#### Exercises to complete:
(1) According to the episode review, what is the new life form given in the resolution?
(2) From the episode review, copy the passage from "And I'm glad" to "just for that)." word for word.

#### Source excerpt:

And I'm glad I didn't expect much. It starts off as a Wesley episode, with an unfriendly outsider (a recurrent theme on the show) not making nice with the crew. Then it gets in to a whole ethical debate that I think I've heard more than once (though it might be on later episodes that were rehashing this one, so it's not fair to slag it just for that).

The resolution seems really bizarre. Basically, a high school kid created a new life form (which is never, I think, referenced again), and they give it its own planet? I thought the point of nanites was that they were microscopic. Wouldn't a decent-sized house be enough for them? Or an abandoned shopping mall, at the most?

I enjoyed seeing "new" TNG, but I can see why this one isn't on many top ten lists. It makes it likely that I have in fact seen it before, but completely pushed it out of my mind.

It's not awful--it just seems like one of those episodes where no one's trying particularly hard.

#### Information shown:

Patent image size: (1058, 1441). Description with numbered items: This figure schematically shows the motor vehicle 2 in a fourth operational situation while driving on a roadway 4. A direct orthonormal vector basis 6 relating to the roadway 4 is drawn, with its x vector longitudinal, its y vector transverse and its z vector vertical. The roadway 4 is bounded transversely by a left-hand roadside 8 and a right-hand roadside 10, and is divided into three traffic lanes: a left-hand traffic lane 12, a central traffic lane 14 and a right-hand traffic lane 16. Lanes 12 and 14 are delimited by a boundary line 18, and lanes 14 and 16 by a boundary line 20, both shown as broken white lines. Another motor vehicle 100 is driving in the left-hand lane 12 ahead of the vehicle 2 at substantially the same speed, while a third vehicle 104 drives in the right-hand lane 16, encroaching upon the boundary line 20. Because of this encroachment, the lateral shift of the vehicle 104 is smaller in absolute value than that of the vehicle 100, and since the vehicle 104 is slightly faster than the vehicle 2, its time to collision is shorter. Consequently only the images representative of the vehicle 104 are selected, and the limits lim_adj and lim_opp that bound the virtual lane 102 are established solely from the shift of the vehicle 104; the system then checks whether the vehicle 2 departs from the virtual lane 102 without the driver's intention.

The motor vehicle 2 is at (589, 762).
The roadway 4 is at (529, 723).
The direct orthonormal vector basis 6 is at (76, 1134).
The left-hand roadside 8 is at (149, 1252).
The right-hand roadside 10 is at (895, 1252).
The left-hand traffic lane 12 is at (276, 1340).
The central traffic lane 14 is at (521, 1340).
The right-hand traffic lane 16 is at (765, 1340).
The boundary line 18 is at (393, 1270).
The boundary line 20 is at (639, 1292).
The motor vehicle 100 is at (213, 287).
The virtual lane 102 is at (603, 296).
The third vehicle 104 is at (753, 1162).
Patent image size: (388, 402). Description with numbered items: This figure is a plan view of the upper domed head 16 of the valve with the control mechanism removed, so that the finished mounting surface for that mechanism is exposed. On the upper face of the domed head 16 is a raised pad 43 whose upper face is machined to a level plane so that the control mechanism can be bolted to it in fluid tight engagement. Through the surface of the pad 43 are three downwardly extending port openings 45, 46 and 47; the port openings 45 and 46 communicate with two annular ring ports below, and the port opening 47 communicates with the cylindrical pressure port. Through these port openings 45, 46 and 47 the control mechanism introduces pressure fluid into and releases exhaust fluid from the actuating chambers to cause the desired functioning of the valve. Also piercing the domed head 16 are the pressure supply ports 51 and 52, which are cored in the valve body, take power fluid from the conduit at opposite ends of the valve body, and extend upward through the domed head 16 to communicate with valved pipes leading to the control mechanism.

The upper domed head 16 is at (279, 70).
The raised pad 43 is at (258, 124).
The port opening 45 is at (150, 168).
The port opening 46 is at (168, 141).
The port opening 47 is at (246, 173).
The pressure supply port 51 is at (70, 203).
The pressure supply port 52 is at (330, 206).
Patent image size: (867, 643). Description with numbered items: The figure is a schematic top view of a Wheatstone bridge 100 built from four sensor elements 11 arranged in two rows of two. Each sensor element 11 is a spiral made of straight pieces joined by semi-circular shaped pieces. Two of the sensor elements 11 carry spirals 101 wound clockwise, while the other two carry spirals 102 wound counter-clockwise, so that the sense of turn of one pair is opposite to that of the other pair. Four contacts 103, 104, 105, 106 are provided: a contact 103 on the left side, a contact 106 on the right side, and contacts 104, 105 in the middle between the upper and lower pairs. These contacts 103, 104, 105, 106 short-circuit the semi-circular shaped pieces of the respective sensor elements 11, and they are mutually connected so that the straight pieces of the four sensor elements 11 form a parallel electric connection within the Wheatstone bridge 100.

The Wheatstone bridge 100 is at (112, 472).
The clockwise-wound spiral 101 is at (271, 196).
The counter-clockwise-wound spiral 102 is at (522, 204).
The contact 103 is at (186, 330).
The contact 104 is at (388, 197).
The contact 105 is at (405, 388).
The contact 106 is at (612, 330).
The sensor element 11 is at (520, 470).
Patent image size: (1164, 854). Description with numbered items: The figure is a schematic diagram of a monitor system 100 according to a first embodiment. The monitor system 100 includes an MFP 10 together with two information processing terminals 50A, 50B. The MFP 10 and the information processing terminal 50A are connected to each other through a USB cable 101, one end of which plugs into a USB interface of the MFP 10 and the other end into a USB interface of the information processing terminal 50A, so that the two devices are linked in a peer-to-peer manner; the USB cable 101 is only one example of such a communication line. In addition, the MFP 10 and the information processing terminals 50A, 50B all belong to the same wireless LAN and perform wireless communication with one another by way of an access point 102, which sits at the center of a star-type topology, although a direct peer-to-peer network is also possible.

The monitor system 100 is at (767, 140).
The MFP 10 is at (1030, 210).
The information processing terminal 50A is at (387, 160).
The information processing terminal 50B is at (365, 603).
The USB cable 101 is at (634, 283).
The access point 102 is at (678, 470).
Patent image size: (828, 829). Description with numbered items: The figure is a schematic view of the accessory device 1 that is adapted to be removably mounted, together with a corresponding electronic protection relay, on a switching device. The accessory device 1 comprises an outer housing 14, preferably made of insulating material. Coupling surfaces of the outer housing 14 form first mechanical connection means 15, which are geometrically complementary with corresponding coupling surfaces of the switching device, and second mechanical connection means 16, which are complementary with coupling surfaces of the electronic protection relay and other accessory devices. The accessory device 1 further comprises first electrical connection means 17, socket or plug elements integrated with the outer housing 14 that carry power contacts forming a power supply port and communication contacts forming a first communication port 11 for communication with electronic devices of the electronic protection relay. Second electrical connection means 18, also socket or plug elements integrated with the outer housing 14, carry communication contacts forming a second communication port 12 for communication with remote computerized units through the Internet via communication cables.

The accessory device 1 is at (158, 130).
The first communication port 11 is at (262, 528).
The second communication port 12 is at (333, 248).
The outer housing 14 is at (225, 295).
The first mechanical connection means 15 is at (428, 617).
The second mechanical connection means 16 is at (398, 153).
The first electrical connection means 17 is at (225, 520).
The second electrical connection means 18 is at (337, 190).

#### Expected results:
(1) Its own planet.

(2)
And I'm glad I didn't expect much. It starts off as a Wesley episode, with an unfriendly outsider (a recurrent theme on the show) not making nice with the crew. Then it gets in to a whole ethical debate that I think I've heard more than once (though it might be on later episodes that were rehashing this one, so it's not fair to slag it just for that).